Set task:
Identify the lines that contain the string "screenshot" and report only how many there are.
------ Entries provided
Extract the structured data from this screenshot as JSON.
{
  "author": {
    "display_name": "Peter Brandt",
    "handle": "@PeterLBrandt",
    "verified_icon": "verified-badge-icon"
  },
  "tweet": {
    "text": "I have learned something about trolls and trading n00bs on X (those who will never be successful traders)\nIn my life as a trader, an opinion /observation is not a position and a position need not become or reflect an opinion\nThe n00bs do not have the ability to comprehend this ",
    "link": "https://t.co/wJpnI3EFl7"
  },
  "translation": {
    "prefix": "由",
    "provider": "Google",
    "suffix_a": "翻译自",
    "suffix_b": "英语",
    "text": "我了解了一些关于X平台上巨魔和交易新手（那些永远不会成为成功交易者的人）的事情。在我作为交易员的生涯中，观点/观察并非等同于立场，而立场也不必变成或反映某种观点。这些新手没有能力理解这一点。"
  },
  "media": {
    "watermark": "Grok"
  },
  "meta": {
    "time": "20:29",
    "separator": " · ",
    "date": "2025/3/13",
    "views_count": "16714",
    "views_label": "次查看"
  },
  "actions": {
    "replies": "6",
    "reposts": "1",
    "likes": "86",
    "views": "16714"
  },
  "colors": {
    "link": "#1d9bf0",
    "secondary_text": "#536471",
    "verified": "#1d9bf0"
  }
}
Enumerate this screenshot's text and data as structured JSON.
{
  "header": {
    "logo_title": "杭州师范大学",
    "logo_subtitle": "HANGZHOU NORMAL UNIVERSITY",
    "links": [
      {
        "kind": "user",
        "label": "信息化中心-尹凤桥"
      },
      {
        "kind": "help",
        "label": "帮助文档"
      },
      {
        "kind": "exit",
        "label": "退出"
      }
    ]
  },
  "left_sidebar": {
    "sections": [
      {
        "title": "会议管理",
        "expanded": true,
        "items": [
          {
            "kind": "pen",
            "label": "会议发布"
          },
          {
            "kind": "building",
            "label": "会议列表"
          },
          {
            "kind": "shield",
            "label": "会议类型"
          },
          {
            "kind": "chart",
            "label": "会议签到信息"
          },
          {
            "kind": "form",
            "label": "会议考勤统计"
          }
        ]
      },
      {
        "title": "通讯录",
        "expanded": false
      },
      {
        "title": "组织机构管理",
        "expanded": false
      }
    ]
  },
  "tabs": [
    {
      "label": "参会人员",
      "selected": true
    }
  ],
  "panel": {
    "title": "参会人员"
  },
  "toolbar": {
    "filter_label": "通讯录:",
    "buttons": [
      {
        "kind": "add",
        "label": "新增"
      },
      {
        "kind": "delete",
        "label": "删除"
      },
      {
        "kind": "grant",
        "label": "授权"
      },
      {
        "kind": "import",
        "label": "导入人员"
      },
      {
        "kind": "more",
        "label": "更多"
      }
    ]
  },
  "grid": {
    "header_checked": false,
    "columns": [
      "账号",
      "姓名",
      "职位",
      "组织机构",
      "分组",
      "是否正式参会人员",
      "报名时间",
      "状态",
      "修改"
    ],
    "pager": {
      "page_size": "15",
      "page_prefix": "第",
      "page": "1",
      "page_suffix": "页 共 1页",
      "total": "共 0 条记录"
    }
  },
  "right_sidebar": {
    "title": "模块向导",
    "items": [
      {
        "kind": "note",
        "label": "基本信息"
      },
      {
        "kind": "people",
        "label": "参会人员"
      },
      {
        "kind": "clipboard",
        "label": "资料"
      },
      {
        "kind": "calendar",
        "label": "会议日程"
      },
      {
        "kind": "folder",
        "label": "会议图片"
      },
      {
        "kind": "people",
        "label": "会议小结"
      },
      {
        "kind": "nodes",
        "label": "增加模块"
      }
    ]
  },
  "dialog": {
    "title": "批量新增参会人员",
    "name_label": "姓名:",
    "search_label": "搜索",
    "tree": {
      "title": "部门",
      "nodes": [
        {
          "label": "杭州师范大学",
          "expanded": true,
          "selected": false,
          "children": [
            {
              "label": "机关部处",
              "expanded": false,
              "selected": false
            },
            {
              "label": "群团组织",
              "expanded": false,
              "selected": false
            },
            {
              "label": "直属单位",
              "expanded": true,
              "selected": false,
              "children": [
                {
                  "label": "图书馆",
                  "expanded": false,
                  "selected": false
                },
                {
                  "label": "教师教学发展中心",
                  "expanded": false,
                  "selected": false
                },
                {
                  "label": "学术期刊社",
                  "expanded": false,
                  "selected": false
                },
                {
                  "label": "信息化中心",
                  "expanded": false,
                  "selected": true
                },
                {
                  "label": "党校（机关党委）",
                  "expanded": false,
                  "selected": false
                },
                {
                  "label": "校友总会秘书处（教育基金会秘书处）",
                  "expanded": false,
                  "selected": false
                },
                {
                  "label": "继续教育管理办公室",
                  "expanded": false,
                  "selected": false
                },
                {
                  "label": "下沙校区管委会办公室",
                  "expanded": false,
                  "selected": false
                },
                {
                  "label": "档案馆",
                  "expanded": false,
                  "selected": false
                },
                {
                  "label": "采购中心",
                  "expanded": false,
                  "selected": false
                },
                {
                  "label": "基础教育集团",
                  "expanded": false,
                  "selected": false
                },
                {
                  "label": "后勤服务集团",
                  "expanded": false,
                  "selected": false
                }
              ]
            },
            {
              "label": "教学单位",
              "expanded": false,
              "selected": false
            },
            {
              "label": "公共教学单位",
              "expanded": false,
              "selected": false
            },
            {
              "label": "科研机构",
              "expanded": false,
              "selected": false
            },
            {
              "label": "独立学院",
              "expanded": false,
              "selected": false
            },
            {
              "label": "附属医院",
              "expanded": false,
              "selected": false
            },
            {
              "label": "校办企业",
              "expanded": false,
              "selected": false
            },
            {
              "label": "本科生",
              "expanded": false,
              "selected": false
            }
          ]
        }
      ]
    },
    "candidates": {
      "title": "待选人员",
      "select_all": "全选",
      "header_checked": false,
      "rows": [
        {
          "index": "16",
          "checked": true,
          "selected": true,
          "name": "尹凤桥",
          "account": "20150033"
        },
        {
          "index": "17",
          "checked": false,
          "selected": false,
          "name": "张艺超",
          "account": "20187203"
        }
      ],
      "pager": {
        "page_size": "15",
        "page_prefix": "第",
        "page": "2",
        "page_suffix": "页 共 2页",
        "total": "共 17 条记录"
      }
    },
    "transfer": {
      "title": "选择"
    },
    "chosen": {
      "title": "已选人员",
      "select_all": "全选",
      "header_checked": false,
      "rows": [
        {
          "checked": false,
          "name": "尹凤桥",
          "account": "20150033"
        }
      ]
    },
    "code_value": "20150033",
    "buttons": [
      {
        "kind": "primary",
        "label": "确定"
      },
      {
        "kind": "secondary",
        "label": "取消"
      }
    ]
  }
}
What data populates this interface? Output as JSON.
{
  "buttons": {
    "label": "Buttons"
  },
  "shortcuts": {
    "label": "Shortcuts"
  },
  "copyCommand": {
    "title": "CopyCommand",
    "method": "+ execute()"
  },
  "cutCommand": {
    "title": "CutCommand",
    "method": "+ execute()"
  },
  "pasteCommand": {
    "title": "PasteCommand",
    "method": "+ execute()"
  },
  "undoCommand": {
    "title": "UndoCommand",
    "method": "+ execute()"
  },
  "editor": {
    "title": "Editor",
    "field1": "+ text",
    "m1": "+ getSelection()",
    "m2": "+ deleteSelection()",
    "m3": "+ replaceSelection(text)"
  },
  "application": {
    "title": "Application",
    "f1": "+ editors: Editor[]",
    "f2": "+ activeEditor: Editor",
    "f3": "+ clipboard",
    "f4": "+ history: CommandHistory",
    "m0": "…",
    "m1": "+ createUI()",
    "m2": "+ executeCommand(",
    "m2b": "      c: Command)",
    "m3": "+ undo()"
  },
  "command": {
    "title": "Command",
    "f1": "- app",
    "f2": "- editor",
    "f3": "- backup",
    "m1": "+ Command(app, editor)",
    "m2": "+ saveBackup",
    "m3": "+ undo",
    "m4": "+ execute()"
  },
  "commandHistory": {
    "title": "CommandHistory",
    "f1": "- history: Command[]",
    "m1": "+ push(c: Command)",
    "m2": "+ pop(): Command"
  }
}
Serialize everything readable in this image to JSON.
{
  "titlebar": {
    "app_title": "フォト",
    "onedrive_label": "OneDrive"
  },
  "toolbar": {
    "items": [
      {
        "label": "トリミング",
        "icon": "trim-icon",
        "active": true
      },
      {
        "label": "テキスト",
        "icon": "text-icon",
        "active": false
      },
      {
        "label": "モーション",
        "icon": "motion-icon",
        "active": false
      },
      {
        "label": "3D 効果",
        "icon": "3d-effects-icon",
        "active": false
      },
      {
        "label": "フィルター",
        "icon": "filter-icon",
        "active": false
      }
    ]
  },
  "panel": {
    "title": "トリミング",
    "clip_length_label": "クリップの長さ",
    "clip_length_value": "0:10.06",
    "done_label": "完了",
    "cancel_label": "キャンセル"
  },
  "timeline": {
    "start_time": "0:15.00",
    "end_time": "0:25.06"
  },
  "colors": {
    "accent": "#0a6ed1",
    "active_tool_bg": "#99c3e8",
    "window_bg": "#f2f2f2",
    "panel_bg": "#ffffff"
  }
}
------------
Correct result:
2